DIRECTIVE: Your task is to copy every line of this material exactly.

SUPPLIED ENTRIES:
-=-=-=-=-

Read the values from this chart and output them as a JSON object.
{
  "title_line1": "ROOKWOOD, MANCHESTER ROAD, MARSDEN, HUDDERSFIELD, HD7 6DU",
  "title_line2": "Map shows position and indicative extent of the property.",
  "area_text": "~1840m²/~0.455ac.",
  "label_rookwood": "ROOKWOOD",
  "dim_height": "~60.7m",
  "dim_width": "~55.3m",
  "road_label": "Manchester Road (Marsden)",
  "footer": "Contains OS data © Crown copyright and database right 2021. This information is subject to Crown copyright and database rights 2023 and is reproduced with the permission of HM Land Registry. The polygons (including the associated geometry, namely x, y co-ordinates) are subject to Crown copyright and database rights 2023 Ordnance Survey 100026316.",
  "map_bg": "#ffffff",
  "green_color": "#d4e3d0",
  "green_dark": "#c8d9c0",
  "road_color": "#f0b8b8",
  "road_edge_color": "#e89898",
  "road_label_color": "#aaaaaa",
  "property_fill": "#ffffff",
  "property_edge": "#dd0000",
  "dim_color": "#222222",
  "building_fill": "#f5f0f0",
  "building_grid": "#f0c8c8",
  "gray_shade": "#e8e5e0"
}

-=-=-=-=-

ANSWER TO THIS PROBLEM:
Read the values from this chart and output them as a JSON object.
{
  "title_line1": "ROOKWOOD, MANCHESTER ROAD, MARSDEN, HUDDERSFIELD, HD7 6DU",
  "title_line2": "Map shows position and indicative extent of the property.",
  "area_text": "~1840m²/~0.455ac.",
  "label_rookwood": "ROOKWOOD",
  "dim_height": "~60.7m",
  "dim_width": "~55.3m",
  "road_label": "Manchester Road (Marsden)",
  "footer": "Contains OS data © Crown copyright and database right 2021. This information is subject to Crown copyright and database rights 2023 and is reproduced with the permission of HM Land Registry. The polygons (including the associated geometry, namely x, y co-ordinates) are subject to Crown copyright and database rights 2023 Ordnance Survey 100026316.",
  "map_bg": "#ffffff",
  "green_color": "#d4e3d0",
  "green_dark": "#c8d9c0",
  "road_color": "#f0b8b8",
  "road_edge_color": "#e89898",
  "road_label_color": "#aaaaaa",
  "property_fill": "#ffffff",
  "property_edge": "#dd0000",
  "dim_color": "#222222",
  "building_fill": "#f5f0f0",
  "building_grid": "#f0c8c8",
  "gray_shade": "#e8e5e0"
}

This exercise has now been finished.